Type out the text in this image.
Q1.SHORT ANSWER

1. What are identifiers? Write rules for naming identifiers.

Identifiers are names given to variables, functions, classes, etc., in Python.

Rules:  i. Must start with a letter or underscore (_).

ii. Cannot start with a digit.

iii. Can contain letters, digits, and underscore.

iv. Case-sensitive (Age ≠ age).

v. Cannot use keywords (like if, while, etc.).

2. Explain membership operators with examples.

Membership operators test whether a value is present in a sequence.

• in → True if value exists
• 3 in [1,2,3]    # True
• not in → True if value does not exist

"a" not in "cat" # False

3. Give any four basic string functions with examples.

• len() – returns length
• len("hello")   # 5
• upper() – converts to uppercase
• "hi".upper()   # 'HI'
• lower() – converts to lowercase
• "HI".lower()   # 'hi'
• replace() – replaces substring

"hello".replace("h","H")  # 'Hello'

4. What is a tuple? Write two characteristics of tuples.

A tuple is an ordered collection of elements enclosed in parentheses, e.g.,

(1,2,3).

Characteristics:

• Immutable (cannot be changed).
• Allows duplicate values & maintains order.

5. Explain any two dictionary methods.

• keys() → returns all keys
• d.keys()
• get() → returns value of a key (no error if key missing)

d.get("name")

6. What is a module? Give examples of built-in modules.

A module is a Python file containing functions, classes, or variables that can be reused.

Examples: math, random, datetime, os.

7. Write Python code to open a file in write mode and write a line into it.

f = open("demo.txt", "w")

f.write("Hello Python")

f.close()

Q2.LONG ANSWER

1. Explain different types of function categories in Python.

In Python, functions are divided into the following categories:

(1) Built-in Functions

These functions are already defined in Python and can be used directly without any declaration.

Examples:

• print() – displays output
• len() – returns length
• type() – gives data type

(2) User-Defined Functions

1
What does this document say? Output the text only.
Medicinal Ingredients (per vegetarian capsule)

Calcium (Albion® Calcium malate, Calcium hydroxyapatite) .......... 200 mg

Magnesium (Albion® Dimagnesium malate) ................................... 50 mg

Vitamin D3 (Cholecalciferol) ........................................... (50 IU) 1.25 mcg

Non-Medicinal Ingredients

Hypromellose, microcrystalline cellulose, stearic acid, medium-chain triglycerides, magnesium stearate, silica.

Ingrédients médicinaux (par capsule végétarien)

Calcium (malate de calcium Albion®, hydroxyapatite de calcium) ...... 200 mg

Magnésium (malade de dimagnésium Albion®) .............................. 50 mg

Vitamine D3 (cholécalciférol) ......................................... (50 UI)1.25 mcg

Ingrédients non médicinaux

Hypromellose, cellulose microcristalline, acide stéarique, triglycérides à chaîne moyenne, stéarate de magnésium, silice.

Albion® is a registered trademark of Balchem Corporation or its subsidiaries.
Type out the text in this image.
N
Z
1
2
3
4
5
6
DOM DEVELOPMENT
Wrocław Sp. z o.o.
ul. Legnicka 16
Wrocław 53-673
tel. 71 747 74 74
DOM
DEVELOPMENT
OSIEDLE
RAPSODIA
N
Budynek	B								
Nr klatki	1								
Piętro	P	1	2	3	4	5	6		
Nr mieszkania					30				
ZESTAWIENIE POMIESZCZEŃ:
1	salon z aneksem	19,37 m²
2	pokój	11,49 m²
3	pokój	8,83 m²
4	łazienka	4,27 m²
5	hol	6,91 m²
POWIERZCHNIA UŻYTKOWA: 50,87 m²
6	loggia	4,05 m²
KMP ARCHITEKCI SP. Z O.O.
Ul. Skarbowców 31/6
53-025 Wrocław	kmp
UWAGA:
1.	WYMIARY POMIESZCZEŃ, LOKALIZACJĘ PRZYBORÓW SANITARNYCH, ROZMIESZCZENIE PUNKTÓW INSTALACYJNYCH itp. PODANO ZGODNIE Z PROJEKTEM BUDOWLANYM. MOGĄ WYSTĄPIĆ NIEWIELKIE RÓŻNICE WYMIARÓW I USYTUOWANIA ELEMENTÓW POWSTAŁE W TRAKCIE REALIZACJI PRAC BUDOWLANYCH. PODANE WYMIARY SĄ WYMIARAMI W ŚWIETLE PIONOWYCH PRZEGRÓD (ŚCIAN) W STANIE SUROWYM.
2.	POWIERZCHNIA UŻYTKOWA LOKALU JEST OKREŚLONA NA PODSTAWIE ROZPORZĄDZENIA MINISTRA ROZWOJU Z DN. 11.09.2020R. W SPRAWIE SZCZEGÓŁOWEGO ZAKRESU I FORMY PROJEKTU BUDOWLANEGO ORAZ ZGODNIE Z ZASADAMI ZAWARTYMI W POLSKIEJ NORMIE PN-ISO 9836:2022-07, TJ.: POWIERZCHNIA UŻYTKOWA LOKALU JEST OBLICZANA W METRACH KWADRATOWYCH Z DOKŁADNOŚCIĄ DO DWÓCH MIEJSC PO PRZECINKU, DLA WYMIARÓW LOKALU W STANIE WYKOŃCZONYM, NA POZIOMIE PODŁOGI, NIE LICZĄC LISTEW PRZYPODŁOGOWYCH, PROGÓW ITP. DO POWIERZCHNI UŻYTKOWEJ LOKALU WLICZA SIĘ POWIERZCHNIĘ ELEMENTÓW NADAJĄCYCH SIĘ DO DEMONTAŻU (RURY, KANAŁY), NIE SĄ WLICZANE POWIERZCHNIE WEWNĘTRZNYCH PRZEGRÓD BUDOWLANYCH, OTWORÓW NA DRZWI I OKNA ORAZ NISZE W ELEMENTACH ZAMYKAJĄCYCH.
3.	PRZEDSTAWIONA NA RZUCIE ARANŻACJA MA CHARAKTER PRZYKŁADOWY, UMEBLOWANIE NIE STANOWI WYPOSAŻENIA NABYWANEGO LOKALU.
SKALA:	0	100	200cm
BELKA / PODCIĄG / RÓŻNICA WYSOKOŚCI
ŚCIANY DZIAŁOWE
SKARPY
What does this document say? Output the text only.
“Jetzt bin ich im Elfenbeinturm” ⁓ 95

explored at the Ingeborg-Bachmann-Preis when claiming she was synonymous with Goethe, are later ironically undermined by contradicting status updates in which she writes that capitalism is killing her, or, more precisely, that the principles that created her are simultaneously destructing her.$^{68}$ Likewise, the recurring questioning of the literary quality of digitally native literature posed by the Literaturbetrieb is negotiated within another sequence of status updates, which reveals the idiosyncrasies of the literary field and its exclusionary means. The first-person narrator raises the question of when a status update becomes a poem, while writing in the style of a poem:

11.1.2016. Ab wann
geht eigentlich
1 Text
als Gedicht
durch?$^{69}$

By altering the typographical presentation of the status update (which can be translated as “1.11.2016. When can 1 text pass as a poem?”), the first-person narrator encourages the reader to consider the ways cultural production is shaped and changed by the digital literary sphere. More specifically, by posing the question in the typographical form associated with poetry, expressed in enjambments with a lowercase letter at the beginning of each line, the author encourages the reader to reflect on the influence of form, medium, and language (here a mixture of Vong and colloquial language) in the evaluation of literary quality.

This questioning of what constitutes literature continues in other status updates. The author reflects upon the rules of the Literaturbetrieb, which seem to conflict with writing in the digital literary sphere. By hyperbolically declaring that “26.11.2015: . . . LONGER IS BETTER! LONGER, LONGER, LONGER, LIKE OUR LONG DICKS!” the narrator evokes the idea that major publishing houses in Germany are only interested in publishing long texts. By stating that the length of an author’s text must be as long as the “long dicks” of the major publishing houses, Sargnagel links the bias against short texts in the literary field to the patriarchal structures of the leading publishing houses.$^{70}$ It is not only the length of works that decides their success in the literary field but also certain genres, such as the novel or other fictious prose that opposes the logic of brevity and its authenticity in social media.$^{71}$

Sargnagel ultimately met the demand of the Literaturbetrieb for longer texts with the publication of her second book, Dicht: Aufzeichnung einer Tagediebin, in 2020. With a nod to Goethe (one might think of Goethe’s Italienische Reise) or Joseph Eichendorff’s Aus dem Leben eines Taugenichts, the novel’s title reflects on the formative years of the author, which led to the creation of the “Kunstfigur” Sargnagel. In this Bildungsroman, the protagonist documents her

## Exercise brief
Copy the lines from the entries above in which the word "malate" appears.

## Result for this exercise
Calcium (Albion® Calcium malate, Calcium hydroxyapatite) .......... 200 mg
Magnesium (Albion® Dimagnesium malate) ................................... 50 mg
Calcium (malate de calcium Albion®, hydroxyapatite de calcium) ...... 200 mg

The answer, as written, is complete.